Start of Input rows

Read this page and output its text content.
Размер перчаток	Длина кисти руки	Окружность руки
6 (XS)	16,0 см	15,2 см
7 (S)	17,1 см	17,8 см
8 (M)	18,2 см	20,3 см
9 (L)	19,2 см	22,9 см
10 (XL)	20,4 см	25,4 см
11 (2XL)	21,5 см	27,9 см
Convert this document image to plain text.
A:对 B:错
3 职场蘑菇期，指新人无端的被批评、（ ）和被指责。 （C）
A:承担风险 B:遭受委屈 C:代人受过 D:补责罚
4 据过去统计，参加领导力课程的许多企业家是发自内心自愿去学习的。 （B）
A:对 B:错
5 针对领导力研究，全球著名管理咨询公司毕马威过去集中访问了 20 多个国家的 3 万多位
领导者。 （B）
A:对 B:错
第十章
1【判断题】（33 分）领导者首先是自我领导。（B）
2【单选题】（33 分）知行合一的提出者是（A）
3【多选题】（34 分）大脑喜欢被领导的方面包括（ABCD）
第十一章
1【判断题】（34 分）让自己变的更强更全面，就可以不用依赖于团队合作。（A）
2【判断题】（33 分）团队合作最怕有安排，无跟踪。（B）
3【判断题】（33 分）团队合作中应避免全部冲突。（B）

End of Input rows

Each line from the one with "Convert this document image to plain text." through the last line of the records must be written out word for word. Include nothing else.

Completed exercise =
Convert this document image to plain text.
A:对 B:错
3 职场蘑菇期，指新人无端的被批评、（ ）和被指责。 （C）
A:承担风险 B:遭受委屈 C:代人受过 D:补责罚
4 据过去统计，参加领导力课程的许多企业家是发自内心自愿去学习的。 （B）
A:对 B:错
5 针对领导力研究，全球著名管理咨询公司毕马威过去集中访问了 20 多个国家的 3 万多位
领导者。 （B）
A:对 B:错
第十章
1【判断题】（33 分）领导者首先是自我领导。（B）
2【单选题】（33 分）知行合一的提出者是（A）
3【多选题】（34 分）大脑喜欢被领导的方面包括（ABCD）
第十一章
1【判断题】（34 分）让自己变的更强更全面，就可以不用依赖于团队合作。（A）
2【判断题】（33 分）团队合作最怕有安排，无跟踪。（B）
3【判断题】（33 分）团队合作中应避免全部冲突。（B）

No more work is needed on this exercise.